● What you are asked to do:
Filter these entries so that only lines with the word "time" remain.

● Data section:
....................

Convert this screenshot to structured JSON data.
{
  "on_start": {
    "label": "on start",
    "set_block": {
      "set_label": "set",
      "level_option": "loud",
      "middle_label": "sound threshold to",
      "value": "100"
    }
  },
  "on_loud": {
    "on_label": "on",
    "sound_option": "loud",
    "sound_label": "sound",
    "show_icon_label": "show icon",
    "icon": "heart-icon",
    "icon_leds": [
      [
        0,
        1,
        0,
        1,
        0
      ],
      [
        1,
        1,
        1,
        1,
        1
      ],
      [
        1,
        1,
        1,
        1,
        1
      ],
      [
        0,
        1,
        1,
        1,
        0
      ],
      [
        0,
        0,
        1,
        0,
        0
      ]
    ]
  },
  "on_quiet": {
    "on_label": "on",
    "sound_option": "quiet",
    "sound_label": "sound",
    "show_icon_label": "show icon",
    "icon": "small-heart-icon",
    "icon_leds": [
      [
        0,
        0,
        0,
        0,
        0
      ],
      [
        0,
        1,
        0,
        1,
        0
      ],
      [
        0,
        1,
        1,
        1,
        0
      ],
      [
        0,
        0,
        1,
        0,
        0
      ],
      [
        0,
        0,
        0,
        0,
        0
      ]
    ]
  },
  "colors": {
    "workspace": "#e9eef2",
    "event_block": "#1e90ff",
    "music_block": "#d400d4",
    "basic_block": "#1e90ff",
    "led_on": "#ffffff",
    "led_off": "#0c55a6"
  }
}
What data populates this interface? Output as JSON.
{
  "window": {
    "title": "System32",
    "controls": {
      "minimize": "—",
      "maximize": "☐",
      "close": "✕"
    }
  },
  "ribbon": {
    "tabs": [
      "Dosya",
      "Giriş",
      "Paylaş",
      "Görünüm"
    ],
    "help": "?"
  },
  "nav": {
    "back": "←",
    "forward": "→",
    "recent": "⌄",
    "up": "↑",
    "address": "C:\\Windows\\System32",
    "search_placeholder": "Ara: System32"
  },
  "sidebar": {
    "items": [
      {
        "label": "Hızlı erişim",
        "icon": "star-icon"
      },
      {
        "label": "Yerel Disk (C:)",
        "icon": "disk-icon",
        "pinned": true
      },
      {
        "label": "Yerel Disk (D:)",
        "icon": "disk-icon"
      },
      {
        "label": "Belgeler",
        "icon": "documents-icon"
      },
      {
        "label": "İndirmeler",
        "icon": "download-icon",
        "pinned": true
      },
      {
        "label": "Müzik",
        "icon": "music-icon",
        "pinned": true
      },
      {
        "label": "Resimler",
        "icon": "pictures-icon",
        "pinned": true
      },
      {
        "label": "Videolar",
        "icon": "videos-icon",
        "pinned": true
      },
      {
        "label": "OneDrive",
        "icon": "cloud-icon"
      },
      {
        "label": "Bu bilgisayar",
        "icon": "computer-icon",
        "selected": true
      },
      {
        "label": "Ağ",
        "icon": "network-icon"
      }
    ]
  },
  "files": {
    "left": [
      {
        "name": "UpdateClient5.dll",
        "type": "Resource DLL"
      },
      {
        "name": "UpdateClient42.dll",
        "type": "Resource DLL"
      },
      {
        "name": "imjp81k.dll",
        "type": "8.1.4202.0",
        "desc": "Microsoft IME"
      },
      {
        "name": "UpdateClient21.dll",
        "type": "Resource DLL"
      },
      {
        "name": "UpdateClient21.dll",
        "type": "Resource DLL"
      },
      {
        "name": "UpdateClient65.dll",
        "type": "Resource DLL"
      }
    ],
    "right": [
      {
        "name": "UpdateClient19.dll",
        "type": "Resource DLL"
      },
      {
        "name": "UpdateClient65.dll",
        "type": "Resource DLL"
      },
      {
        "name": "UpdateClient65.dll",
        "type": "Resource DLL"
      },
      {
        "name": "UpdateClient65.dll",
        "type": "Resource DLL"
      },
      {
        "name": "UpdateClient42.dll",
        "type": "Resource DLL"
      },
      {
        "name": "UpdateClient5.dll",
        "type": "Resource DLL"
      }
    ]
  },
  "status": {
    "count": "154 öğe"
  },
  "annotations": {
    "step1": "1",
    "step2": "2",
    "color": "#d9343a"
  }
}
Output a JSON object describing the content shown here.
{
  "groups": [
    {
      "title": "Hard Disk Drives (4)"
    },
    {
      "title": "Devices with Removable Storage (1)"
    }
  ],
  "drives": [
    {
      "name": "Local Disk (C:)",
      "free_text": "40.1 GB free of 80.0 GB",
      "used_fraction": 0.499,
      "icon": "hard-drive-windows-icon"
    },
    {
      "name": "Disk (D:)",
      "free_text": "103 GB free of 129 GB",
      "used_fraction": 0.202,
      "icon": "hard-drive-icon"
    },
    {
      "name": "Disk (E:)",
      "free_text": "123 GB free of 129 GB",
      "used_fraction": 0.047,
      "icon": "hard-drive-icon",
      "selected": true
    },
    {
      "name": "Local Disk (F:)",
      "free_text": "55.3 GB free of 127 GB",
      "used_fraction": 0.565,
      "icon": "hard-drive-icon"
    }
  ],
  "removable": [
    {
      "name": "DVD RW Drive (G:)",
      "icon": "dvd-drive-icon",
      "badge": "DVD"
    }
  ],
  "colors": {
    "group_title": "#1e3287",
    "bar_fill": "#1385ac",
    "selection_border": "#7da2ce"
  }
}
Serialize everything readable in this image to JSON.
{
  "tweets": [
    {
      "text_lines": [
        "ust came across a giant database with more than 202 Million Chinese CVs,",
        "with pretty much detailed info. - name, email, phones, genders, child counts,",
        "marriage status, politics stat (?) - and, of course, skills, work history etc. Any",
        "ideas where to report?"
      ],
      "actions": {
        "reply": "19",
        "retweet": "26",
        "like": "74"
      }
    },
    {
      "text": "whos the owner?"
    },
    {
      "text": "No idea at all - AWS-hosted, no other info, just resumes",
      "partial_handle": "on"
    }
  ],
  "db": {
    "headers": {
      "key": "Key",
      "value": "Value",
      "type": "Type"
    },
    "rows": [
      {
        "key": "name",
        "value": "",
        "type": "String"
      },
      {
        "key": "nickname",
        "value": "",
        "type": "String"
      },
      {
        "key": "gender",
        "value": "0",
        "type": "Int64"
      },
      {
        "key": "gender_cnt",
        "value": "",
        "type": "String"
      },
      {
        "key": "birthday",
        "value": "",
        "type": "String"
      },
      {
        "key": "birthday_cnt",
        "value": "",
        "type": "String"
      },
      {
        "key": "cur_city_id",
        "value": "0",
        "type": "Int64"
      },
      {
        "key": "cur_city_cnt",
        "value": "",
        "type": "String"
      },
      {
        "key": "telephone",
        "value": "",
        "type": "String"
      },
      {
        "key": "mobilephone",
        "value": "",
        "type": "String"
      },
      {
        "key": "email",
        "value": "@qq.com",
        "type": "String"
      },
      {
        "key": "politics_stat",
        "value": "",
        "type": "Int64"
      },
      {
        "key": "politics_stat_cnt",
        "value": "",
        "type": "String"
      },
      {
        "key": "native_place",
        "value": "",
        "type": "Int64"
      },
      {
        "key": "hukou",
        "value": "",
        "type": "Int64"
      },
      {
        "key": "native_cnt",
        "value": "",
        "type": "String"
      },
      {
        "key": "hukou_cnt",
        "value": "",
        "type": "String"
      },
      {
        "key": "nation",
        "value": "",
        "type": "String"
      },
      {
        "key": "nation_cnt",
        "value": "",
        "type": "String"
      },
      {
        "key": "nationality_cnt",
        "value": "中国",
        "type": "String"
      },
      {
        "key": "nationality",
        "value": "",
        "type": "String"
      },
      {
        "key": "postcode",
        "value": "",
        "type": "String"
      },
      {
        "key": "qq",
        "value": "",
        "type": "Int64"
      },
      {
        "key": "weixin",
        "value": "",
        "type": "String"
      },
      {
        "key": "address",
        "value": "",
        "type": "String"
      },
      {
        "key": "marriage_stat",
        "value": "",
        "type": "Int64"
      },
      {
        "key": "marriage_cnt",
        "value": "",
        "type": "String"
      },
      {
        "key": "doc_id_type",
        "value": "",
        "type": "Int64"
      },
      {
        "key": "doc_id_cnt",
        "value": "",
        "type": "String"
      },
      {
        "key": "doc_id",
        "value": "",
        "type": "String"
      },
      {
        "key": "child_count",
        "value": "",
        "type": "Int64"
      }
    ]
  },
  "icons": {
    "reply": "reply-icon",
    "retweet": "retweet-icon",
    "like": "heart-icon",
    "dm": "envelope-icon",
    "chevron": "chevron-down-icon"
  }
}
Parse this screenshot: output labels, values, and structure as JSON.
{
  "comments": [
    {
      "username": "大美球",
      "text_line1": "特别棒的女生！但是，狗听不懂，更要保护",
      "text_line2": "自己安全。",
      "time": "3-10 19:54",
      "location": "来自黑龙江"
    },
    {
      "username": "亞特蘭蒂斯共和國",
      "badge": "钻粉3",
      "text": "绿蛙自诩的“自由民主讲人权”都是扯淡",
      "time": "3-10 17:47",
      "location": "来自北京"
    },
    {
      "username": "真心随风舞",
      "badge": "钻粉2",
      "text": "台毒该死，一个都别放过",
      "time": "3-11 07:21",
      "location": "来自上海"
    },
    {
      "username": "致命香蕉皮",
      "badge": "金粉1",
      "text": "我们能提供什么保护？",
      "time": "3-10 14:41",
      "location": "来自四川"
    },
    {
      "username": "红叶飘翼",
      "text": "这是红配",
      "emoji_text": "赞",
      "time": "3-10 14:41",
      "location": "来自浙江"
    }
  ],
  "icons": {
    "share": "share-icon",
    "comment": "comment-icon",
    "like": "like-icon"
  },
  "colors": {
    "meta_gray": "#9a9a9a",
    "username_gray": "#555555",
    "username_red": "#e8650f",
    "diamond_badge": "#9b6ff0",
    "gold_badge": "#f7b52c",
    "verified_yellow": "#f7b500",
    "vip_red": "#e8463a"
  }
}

....................

● Solution:
      "time": "3-10 19:54",
      "time": "3-10 17:47",
      "time": "3-11 07:21",
      "time": "3-10 14:41",
      "time": "3-10 14:41",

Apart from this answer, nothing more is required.